Restate the whole listing exactly.

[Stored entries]
— begin —

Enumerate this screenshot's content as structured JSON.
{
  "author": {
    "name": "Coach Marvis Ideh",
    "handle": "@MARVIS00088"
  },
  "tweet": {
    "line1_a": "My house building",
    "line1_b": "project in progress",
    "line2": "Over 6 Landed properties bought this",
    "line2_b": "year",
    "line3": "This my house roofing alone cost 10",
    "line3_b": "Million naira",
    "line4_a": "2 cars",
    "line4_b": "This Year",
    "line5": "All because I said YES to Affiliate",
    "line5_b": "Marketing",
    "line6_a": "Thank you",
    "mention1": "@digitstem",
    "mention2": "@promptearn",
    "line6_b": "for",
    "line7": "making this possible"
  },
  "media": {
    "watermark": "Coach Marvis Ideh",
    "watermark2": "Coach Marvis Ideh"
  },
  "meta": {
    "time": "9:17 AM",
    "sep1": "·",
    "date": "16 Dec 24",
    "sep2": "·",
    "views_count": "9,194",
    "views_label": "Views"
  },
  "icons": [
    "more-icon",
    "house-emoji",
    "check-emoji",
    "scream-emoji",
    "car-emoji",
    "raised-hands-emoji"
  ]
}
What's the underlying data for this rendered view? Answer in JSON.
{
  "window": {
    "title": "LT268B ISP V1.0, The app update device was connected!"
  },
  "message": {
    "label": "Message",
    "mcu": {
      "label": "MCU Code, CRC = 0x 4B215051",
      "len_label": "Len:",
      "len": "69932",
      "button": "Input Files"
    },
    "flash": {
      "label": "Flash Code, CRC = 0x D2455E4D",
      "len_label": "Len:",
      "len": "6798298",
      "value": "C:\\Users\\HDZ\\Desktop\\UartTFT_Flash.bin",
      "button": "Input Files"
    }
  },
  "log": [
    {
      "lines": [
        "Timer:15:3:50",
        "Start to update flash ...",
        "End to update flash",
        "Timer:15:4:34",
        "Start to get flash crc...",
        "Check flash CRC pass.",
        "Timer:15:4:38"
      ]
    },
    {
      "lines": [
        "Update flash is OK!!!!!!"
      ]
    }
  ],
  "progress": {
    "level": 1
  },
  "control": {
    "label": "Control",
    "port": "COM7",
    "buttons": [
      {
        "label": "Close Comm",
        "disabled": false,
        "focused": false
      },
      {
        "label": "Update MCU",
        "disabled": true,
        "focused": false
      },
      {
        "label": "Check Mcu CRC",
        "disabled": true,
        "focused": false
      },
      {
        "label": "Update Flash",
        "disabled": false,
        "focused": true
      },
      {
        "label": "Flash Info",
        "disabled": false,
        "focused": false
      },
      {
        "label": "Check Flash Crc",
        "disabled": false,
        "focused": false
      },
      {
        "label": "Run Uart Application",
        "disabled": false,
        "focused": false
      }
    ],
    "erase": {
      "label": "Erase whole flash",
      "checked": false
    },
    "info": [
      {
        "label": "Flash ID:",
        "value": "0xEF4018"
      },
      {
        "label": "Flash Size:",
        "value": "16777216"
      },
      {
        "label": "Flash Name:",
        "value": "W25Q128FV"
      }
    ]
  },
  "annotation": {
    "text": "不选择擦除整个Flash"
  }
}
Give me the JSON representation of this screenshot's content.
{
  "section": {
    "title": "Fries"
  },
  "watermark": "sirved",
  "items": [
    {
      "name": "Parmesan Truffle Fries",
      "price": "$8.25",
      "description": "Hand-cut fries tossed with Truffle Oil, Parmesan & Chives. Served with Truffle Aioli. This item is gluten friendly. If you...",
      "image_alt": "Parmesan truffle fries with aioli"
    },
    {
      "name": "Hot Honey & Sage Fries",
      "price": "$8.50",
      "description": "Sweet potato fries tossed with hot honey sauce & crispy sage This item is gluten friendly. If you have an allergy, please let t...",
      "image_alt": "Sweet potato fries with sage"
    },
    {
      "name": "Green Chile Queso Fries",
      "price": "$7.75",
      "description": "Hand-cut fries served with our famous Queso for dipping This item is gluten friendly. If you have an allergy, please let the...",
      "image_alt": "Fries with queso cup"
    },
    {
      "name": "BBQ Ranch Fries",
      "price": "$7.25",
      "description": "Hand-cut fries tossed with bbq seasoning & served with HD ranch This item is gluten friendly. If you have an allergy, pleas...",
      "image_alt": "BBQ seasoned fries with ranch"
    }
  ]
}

— end —

▸ **SOLUTION TO THE EXERCISE**
Enumerate this screenshot's content as structured JSON.
{
  "author": {
    "name": "Coach Marvis Ideh",
    "handle": "@MARVIS00088"
  },
  "tweet": {
    "line1_a": "My house building",
    "line1_b": "project in progress",
    "line2": "Over 6 Landed properties bought this",
    "line2_b": "year",
    "line3": "This my house roofing alone cost 10",
    "line3_b": "Million naira",
    "line4_a": "2 cars",
    "line4_b": "This Year",
    "line5": "All because I said YES to Affiliate",
    "line5_b": "Marketing",
    "line6_a": "Thank you",
    "mention1": "@digitstem",
    "mention2": "@promptearn",
    "line6_b": "for",
    "line7": "making this possible"
  },
  "media": {
    "watermark": "Coach Marvis Ideh",
    "watermark2": "Coach Marvis Ideh"
  },
  "meta": {
    "time": "9:17 AM",
    "sep1": "·",
    "date": "16 Dec 24",
    "sep2": "·",
    "views_count": "9,194",
    "views_label": "Views"
  },
  "icons": [
    "more-icon",
    "house-emoji",
    "check-emoji",
    "scream-emoji",
    "car-emoji",
    "raised-hands-emoji"
  ]
}
What's the underlying data for this rendered view? Answer in JSON.
{
  "window": {
    "title": "LT268B ISP V1.0, The app update device was connected!"
  },
  "message": {
    "label": "Message",
    "mcu": {
      "label": "MCU Code, CRC = 0x 4B215051",
      "len_label": "Len:",
      "len": "69932",
      "button": "Input Files"
    },
    "flash": {
      "label": "Flash Code, CRC = 0x D2455E4D",
      "len_label": "Len:",
      "len": "6798298",
      "value": "C:\\Users\\HDZ\\Desktop\\UartTFT_Flash.bin",
      "button": "Input Files"
    }
  },
  "log": [
    {
      "lines": [
        "Timer:15:3:50",
        "Start to update flash ...",
        "End to update flash",
        "Timer:15:4:34",
        "Start to get flash crc...",
        "Check flash CRC pass.",
        "Timer:15:4:38"
      ]
    },
    {
      "lines": [
        "Update flash is OK!!!!!!"
      ]
    }
  ],
  "progress": {
    "level": 1
  },
  "control": {
    "label": "Control",
    "port": "COM7",
    "buttons": [
      {
        "label": "Close Comm",
        "disabled": false,
        "focused": false
      },
      {
        "label": "Update MCU",
        "disabled": true,
        "focused": false
      },
      {
        "label": "Check Mcu CRC",
        "disabled": true,
        "focused": false
      },
      {
        "label": "Update Flash",
        "disabled": false,
        "focused": true
      },
      {
        "label": "Flash Info",
        "disabled": false,
        "focused": false
      },
      {
        "label": "Check Flash Crc",
        "disabled": false,
        "focused": false
      },
      {
        "label": "Run Uart Application",
        "disabled": false,
        "focused": false
      }
    ],
    "erase": {
      "label": "Erase whole flash",
      "checked": false
    },
    "info": [
      {
        "label": "Flash ID:",
        "value": "0xEF4018"
      },
      {
        "label": "Flash Size:",
        "value": "16777216"
      },
      {
        "label": "Flash Name:",
        "value": "W25Q128FV"
      }
    ]
  },
  "annotation": {
    "text": "不选择擦除整个Flash"
  }
}
Give me the JSON representation of this screenshot's content.
{
  "section": {
    "title": "Fries"
  },
  "watermark": "sirved",
  "items": [
    {
      "name": "Parmesan Truffle Fries",
      "price": "$8.25",
      "description": "Hand-cut fries tossed with Truffle Oil, Parmesan & Chives. Served with Truffle Aioli. This item is gluten friendly. If you...",
      "image_alt": "Parmesan truffle fries with aioli"
    },
    {
      "name": "Hot Honey & Sage Fries",
      "price": "$8.50",
      "description": "Sweet potato fries tossed with hot honey sauce & crispy sage This item is gluten friendly. If you have an allergy, please let t...",
      "image_alt": "Sweet potato fries with sage"
    },
    {
      "name": "Green Chile Queso Fries",
      "price": "$7.75",
      "description": "Hand-cut fries served with our famous Queso for dipping This item is gluten friendly. If you have an allergy, please let the...",
      "image_alt": "Fries with queso cup"
    },
    {
      "name": "BBQ Ranch Fries",
      "price": "$7.25",
      "description": "Hand-cut fries tossed with bbq seasoning & served with HD ranch This item is gluten friendly. If you have an allergy, pleas...",
      "image_alt": "BBQ seasoned fries with ranch"
    }
  ]
}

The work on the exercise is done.